Short task: Search the material below for the string "this" and list each line that holds it.

Records provided:
####################
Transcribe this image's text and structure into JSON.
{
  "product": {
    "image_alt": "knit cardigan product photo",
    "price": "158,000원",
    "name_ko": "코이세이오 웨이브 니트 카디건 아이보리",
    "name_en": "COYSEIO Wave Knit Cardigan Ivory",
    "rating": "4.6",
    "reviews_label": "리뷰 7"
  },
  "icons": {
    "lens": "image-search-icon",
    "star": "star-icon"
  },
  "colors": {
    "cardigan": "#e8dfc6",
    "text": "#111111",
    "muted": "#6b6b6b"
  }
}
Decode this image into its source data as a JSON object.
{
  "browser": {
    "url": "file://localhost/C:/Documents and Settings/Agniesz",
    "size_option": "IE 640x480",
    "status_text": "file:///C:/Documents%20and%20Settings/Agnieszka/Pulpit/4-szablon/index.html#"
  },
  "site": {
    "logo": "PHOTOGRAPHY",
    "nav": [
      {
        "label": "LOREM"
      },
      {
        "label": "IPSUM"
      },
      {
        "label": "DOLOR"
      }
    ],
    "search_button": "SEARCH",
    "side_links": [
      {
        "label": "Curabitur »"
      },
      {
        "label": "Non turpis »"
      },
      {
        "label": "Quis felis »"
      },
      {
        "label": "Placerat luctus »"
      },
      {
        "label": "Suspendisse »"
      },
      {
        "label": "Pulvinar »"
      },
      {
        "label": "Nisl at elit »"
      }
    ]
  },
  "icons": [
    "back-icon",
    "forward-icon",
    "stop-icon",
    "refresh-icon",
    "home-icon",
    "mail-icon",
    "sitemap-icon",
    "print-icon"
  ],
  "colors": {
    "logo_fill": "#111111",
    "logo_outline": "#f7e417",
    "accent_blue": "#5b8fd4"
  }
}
####################
Complete output:
Transcribe this image's text and structure into JSON.
Decode this image into its source data as a JSON object.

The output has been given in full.